(Work to complete) Transcribe the full listing below exactly.

(Provided entries)
-- Begin --
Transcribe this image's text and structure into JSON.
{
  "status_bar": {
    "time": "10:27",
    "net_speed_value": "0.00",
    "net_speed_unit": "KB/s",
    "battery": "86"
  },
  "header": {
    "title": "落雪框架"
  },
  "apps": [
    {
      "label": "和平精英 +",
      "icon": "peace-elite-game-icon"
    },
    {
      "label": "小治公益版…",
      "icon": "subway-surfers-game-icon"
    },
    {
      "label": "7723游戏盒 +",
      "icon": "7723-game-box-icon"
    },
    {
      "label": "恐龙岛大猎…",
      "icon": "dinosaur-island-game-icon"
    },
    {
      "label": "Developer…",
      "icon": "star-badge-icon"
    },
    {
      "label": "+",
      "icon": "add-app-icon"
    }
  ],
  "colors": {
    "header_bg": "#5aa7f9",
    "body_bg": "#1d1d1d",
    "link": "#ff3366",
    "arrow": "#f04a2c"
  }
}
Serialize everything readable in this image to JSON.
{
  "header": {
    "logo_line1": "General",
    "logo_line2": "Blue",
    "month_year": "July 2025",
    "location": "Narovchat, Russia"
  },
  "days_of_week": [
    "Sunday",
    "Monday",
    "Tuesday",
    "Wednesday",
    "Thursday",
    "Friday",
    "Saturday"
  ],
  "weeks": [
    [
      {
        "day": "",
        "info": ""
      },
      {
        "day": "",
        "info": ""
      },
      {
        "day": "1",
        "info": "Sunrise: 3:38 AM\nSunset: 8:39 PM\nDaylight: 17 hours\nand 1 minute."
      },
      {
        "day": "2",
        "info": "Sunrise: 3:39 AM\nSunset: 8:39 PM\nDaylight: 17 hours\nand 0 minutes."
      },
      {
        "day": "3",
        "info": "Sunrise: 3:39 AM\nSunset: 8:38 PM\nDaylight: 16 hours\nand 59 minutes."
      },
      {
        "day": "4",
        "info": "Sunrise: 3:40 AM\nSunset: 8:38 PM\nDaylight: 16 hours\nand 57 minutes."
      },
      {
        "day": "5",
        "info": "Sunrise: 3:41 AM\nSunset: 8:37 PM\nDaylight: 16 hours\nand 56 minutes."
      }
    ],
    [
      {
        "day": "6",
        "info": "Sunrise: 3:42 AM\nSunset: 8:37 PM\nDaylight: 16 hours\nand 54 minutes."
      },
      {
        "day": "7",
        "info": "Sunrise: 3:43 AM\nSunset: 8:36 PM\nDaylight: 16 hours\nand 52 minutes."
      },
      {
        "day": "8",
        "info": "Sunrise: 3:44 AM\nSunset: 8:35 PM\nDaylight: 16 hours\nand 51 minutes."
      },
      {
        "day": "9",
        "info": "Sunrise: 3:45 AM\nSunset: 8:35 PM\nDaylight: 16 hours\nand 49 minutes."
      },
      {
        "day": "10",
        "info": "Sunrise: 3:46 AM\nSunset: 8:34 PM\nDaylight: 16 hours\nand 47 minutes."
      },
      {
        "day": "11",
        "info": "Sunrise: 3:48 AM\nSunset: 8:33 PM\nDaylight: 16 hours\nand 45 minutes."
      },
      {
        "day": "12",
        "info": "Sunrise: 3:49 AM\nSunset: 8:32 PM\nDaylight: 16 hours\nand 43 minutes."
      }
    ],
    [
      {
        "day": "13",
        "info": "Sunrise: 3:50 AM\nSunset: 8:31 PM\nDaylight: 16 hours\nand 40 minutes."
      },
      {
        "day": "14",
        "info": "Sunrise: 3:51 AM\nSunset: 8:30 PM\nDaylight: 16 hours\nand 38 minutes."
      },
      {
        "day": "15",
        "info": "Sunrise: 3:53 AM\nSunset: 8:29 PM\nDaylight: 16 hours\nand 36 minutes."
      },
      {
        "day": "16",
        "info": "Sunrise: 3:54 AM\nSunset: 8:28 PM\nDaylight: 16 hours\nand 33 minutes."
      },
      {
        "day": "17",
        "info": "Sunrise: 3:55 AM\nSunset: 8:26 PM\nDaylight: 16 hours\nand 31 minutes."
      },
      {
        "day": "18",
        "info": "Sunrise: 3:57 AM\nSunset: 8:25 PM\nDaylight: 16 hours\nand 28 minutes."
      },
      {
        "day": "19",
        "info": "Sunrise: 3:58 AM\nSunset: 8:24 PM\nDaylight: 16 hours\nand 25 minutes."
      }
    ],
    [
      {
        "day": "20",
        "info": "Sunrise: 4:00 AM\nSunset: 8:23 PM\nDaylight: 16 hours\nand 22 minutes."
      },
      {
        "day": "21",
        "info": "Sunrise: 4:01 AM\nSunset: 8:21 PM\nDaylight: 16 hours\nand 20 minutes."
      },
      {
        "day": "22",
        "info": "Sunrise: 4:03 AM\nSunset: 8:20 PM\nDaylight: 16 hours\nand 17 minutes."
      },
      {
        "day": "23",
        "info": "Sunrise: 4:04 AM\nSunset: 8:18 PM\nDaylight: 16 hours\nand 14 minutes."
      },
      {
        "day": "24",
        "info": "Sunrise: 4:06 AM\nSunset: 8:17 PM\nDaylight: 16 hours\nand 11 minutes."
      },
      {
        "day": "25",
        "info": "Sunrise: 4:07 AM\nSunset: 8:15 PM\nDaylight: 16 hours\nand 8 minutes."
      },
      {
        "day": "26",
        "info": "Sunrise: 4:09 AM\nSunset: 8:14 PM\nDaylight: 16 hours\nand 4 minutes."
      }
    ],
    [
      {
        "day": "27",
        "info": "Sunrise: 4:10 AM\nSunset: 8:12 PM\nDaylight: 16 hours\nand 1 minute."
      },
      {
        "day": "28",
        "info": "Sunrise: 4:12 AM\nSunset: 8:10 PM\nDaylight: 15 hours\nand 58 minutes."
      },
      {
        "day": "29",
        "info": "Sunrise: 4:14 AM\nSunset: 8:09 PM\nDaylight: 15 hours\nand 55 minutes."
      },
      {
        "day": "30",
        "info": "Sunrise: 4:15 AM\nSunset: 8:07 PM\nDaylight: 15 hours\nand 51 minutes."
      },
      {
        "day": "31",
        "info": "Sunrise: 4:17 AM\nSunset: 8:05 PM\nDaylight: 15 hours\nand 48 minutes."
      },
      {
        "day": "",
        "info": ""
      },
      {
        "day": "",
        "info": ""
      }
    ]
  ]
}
-- End --
(Solution to this problem)
Transcribe this image's text and structure into JSON.
{
  "status_bar": {
    "time": "10:27",
    "net_speed_value": "0.00",
    "net_speed_unit": "KB/s",
    "battery": "86"
  },
  "header": {
    "title": "落雪框架"
  },
  "apps": [
    {
      "label": "和平精英 +",
      "icon": "peace-elite-game-icon"
    },
    {
      "label": "小治公益版…",
      "icon": "subway-surfers-game-icon"
    },
    {
      "label": "7723游戏盒 +",
      "icon": "7723-game-box-icon"
    },
    {
      "label": "恐龙岛大猎…",
      "icon": "dinosaur-island-game-icon"
    },
    {
      "label": "Developer…",
      "icon": "star-badge-icon"
    },
    {
      "label": "+",
      "icon": "add-app-icon"
    }
  ],
  "colors": {
    "header_bg": "#5aa7f9",
    "body_bg": "#1d1d1d",
    "link": "#ff3366",
    "arrow": "#f04a2c"
  }
}
Serialize everything readable in this image to JSON.
{
  "header": {
    "logo_line1": "General",
    "logo_line2": "Blue",
    "month_year": "July 2025",
    "location": "Narovchat, Russia"
  },
  "days_of_week": [
    "Sunday",
    "Monday",
    "Tuesday",
    "Wednesday",
    "Thursday",
    "Friday",
    "Saturday"
  ],
  "weeks": [
    [
      {
        "day": "",
        "info": ""
      },
      {
        "day": "",
        "info": ""
      },
      {
        "day": "1",
        "info": "Sunrise: 3:38 AM\nSunset: 8:39 PM\nDaylight: 17 hours\nand 1 minute."
      },
      {
        "day": "2",
        "info": "Sunrise: 3:39 AM\nSunset: 8:39 PM\nDaylight: 17 hours\nand 0 minutes."
      },
      {
        "day": "3",
        "info": "Sunrise: 3:39 AM\nSunset: 8:38 PM\nDaylight: 16 hours\nand 59 minutes."
      },
      {
        "day": "4",
        "info": "Sunrise: 3:40 AM\nSunset: 8:38 PM\nDaylight: 16 hours\nand 57 minutes."
      },
      {
        "day": "5",
        "info": "Sunrise: 3:41 AM\nSunset: 8:37 PM\nDaylight: 16 hours\nand 56 minutes."
      }
    ],
    [
      {
        "day": "6",
        "info": "Sunrise: 3:42 AM\nSunset: 8:37 PM\nDaylight: 16 hours\nand 54 minutes."
      },
      {
        "day": "7",
        "info": "Sunrise: 3:43 AM\nSunset: 8:36 PM\nDaylight: 16 hours\nand 52 minutes."
      },
      {
        "day": "8",
        "info": "Sunrise: 3:44 AM\nSunset: 8:35 PM\nDaylight: 16 hours\nand 51 minutes."
      },
      {
        "day": "9",
        "info": "Sunrise: 3:45 AM\nSunset: 8:35 PM\nDaylight: 16 hours\nand 49 minutes."
      },
      {
        "day": "10",
        "info": "Sunrise: 3:46 AM\nSunset: 8:34 PM\nDaylight: 16 hours\nand 47 minutes."
      },
      {
        "day": "11",
        "info": "Sunrise: 3:48 AM\nSunset: 8:33 PM\nDaylight: 16 hours\nand 45 minutes."
      },
      {
        "day": "12",
        "info": "Sunrise: 3:49 AM\nSunset: 8:32 PM\nDaylight: 16 hours\nand 43 minutes."
      }
    ],
    [
      {
        "day": "13",
        "info": "Sunrise: 3:50 AM\nSunset: 8:31 PM\nDaylight: 16 hours\nand 40 minutes."
      },
      {
        "day": "14",
        "info": "Sunrise: 3:51 AM\nSunset: 8:30 PM\nDaylight: 16 hours\nand 38 minutes."
      },
      {
        "day": "15",
        "info": "Sunrise: 3:53 AM\nSunset: 8:29 PM\nDaylight: 16 hours\nand 36 minutes."
      },
      {
        "day": "16",
        "info": "Sunrise: 3:54 AM\nSunset: 8:28 PM\nDaylight: 16 hours\nand 33 minutes."
      },
      {
        "day": "17",
        "info": "Sunrise: 3:55 AM\nSunset: 8:26 PM\nDaylight: 16 hours\nand 31 minutes."
      },
      {
        "day": "18",
        "info": "Sunrise: 3:57 AM\nSunset: 8:25 PM\nDaylight: 16 hours\nand 28 minutes."
      },
      {
        "day": "19",
        "info": "Sunrise: 3:58 AM\nSunset: 8:24 PM\nDaylight: 16 hours\nand 25 minutes."
      }
    ],
    [
      {
        "day": "20",
        "info": "Sunrise: 4:00 AM\nSunset: 8:23 PM\nDaylight: 16 hours\nand 22 minutes."
      },
      {
        "day": "21",
        "info": "Sunrise: 4:01 AM\nSunset: 8:21 PM\nDaylight: 16 hours\nand 20 minutes."
      },
      {
        "day": "22",
        "info": "Sunrise: 4:03 AM\nSunset: 8:20 PM\nDaylight: 16 hours\nand 17 minutes."
      },
      {
        "day": "23",
        "info": "Sunrise: 4:04 AM\nSunset: 8:18 PM\nDaylight: 16 hours\nand 14 minutes."
      },
      {
        "day": "24",
        "info": "Sunrise: 4:06 AM\nSunset: 8:17 PM\nDaylight: 16 hours\nand 11 minutes."
      },
      {
        "day": "25",
        "info": "Sunrise: 4:07 AM\nSunset: 8:15 PM\nDaylight: 16 hours\nand 8 minutes."
      },
      {
        "day": "26",
        "info": "Sunrise: 4:09 AM\nSunset: 8:14 PM\nDaylight: 16 hours\nand 4 minutes."
      }
    ],
    [
      {
        "day": "27",
        "info": "Sunrise: 4:10 AM\nSunset: 8:12 PM\nDaylight: 16 hours\nand 1 minute."
      },
      {
        "day": "28",
        "info": "Sunrise: 4:12 AM\nSunset: 8:10 PM\nDaylight: 15 hours\nand 58 minutes."
      },
      {
        "day": "29",
        "info": "Sunrise: 4:14 AM\nSunset: 8:09 PM\nDaylight: 15 hours\nand 55 minutes."
      },
      {
        "day": "30",
        "info": "Sunrise: 4:15 AM\nSunset: 8:07 PM\nDaylight: 15 hours\nand 51 minutes."
      },
      {
        "day": "31",
        "info": "Sunrise: 4:17 AM\nSunset: 8:05 PM\nDaylight: 15 hours\nand 48 minutes."
      },
      {
        "day": "",
        "info": ""
      },
      {
        "day": "",
        "info": ""
      }
    ]
  ]
}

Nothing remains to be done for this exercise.